[Start SUPPLIED ENTRIES]
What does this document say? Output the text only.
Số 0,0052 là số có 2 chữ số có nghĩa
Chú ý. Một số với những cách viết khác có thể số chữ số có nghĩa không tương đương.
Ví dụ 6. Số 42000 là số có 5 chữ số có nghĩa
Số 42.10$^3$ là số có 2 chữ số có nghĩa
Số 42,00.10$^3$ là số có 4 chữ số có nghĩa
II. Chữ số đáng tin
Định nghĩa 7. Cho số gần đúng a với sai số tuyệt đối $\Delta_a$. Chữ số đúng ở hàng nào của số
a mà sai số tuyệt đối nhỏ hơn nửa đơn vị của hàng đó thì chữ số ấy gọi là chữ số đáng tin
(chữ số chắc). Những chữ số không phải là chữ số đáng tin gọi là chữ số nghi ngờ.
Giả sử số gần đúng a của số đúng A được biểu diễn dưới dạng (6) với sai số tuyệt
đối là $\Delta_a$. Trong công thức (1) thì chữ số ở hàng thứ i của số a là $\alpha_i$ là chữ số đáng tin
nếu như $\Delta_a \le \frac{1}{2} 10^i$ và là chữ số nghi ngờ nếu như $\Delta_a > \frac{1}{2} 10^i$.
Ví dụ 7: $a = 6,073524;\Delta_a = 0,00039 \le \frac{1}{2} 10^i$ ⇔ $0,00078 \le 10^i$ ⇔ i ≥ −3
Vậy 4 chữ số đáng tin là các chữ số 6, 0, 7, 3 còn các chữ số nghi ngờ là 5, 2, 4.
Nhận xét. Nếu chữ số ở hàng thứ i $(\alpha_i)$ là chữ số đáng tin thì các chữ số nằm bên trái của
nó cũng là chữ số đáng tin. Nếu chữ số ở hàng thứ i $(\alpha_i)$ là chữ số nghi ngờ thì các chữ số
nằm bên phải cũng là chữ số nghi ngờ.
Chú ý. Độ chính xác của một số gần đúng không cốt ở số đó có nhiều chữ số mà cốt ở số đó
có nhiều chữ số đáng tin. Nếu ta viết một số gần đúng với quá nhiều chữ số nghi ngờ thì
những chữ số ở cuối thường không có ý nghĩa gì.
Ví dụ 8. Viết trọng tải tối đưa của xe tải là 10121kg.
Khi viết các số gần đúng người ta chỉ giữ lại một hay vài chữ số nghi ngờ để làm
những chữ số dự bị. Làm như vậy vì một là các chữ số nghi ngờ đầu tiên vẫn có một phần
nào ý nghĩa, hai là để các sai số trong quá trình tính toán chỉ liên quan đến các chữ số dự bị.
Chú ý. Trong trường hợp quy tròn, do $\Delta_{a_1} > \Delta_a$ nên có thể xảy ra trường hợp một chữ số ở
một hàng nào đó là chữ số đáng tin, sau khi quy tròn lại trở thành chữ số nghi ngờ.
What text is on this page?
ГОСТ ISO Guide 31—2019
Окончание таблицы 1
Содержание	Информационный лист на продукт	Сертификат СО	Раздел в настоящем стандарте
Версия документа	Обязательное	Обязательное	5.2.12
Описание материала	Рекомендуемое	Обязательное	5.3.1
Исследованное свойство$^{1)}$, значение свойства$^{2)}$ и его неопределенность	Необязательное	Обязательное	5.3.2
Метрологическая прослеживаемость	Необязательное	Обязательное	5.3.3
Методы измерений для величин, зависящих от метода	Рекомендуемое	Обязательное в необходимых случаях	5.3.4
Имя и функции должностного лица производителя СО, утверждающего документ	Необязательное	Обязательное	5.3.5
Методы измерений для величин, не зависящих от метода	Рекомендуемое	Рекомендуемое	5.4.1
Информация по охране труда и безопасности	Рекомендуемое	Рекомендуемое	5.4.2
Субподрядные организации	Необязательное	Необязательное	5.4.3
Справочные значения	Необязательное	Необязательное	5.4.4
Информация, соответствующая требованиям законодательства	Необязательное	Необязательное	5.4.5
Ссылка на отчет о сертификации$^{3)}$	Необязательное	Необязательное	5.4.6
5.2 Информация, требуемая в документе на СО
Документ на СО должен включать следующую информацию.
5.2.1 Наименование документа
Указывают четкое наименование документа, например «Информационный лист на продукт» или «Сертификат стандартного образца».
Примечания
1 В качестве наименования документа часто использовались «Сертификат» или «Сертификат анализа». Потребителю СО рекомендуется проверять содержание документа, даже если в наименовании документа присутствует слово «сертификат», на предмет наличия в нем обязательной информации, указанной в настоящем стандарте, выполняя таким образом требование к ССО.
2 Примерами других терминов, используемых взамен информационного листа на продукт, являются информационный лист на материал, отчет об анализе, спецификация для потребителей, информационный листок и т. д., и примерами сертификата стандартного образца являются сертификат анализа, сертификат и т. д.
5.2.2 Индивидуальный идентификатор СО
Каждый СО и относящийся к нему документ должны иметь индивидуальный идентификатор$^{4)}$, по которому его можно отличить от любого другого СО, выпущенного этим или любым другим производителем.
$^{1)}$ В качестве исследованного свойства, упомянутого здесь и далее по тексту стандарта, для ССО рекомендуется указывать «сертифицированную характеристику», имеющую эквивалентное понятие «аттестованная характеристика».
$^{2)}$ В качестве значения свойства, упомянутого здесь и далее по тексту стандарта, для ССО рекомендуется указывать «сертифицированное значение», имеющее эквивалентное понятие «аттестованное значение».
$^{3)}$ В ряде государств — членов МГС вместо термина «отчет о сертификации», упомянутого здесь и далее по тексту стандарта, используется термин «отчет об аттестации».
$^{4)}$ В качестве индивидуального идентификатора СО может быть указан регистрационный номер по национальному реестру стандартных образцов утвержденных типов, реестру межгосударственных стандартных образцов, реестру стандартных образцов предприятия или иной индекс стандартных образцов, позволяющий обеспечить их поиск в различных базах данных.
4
[End SUPPLIED ENTRIES]
◆ PROBLEM DESCRIPTION
Above are some records; repeat all of them exactly.

◆ THE REPLY
What does this document say? Output the text only.
Số 0,0052 là số có 2 chữ số có nghĩa
Chú ý. Một số với những cách viết khác có thể số chữ số có nghĩa không tương đương.
Ví dụ 6. Số 42000 là số có 5 chữ số có nghĩa
Số 42.10$^3$ là số có 2 chữ số có nghĩa
Số 42,00.10$^3$ là số có 4 chữ số có nghĩa
II. Chữ số đáng tin
Định nghĩa 7. Cho số gần đúng a với sai số tuyệt đối $\Delta_a$. Chữ số đúng ở hàng nào của số
a mà sai số tuyệt đối nhỏ hơn nửa đơn vị của hàng đó thì chữ số ấy gọi là chữ số đáng tin
(chữ số chắc). Những chữ số không phải là chữ số đáng tin gọi là chữ số nghi ngờ.
Giả sử số gần đúng a của số đúng A được biểu diễn dưới dạng (6) với sai số tuyệt
đối là $\Delta_a$. Trong công thức (1) thì chữ số ở hàng thứ i của số a là $\alpha_i$ là chữ số đáng tin
nếu như $\Delta_a \le \frac{1}{2} 10^i$ và là chữ số nghi ngờ nếu như $\Delta_a > \frac{1}{2} 10^i$.
Ví dụ 7: $a = 6,073524;\Delta_a = 0,00039 \le \frac{1}{2} 10^i$ ⇔ $0,00078 \le 10^i$ ⇔ i ≥ −3
Vậy 4 chữ số đáng tin là các chữ số 6, 0, 7, 3 còn các chữ số nghi ngờ là 5, 2, 4.
Nhận xét. Nếu chữ số ở hàng thứ i $(\alpha_i)$ là chữ số đáng tin thì các chữ số nằm bên trái của
nó cũng là chữ số đáng tin. Nếu chữ số ở hàng thứ i $(\alpha_i)$ là chữ số nghi ngờ thì các chữ số
nằm bên phải cũng là chữ số nghi ngờ.
Chú ý. Độ chính xác của một số gần đúng không cốt ở số đó có nhiều chữ số mà cốt ở số đó
có nhiều chữ số đáng tin. Nếu ta viết một số gần đúng với quá nhiều chữ số nghi ngờ thì
những chữ số ở cuối thường không có ý nghĩa gì.
Ví dụ 8. Viết trọng tải tối đưa của xe tải là 10121kg.
Khi viết các số gần đúng người ta chỉ giữ lại một hay vài chữ số nghi ngờ để làm
những chữ số dự bị. Làm như vậy vì một là các chữ số nghi ngờ đầu tiên vẫn có một phần
nào ý nghĩa, hai là để các sai số trong quá trình tính toán chỉ liên quan đến các chữ số dự bị.
Chú ý. Trong trường hợp quy tròn, do $\Delta_{a_1} > \Delta_a$ nên có thể xảy ra trường hợp một chữ số ở
một hàng nào đó là chữ số đáng tin, sau khi quy tròn lại trở thành chữ số nghi ngờ.
What text is on this page?
ГОСТ ISO Guide 31—2019
Окончание таблицы 1
Содержание	Информационный лист на продукт	Сертификат СО	Раздел в настоящем стандарте
Версия документа	Обязательное	Обязательное	5.2.12
Описание материала	Рекомендуемое	Обязательное	5.3.1
Исследованное свойство$^{1)}$, значение свойства$^{2)}$ и его неопределенность	Необязательное	Обязательное	5.3.2
Метрологическая прослеживаемость	Необязательное	Обязательное	5.3.3
Методы измерений для величин, зависящих от метода	Рекомендуемое	Обязательное в необходимых случаях	5.3.4
Имя и функции должностного лица производителя СО, утверждающего документ	Необязательное	Обязательное	5.3.5
Методы измерений для величин, не зависящих от метода	Рекомендуемое	Рекомендуемое	5.4.1
Информация по охране труда и безопасности	Рекомендуемое	Рекомендуемое	5.4.2
Субподрядные организации	Необязательное	Необязательное	5.4.3
Справочные значения	Необязательное	Необязательное	5.4.4
Информация, соответствующая требованиям законодательства	Необязательное	Необязательное	5.4.5
Ссылка на отчет о сертификации$^{3)}$	Необязательное	Необязательное	5.4.6
5.2 Информация, требуемая в документе на СО
Документ на СО должен включать следующую информацию.
5.2.1 Наименование документа
Указывают четкое наименование документа, например «Информационный лист на продукт» или «Сертификат стандартного образца».
Примечания
1 В качестве наименования документа часто использовались «Сертификат» или «Сертификат анализа». Потребителю СО рекомендуется проверять содержание документа, даже если в наименовании документа присутствует слово «сертификат», на предмет наличия в нем обязательной информации, указанной в настоящем стандарте, выполняя таким образом требование к ССО.
2 Примерами других терминов, используемых взамен информационного листа на продукт, являются информационный лист на материал, отчет об анализе, спецификация для потребителей, информационный листок и т. д., и примерами сертификата стандартного образца являются сертификат анализа, сертификат и т. д.
5.2.2 Индивидуальный идентификатор СО
Каждый СО и относящийся к нему документ должны иметь индивидуальный идентификатор$^{4)}$, по которому его можно отличить от любого другого СО, выпущенного этим или любым другим производителем.
$^{1)}$ В качестве исследованного свойства, упомянутого здесь и далее по тексту стандарта, для ССО рекомендуется указывать «сертифицированную характеристику», имеющую эквивалентное понятие «аттестованная характеристика».
$^{2)}$ В качестве значения свойства, упомянутого здесь и далее по тексту стандарта, для ССО рекомендуется указывать «сертифицированное значение», имеющее эквивалентное понятие «аттестованное значение».
$^{3)}$ В ряде государств — членов МГС вместо термина «отчет о сертификации», упомянутого здесь и далее по тексту стандарта, используется термин «отчет об аттестации».
$^{4)}$ В качестве индивидуального идентификатора СО может быть указан регистрационный номер по национальному реестру стандартных образцов утвержденных типов, реестру межгосударственных стандартных образцов, реестру стандартных образцов предприятия или иной индекс стандартных образцов, позволяющий обеспечить их поиск в различных базах данных.
4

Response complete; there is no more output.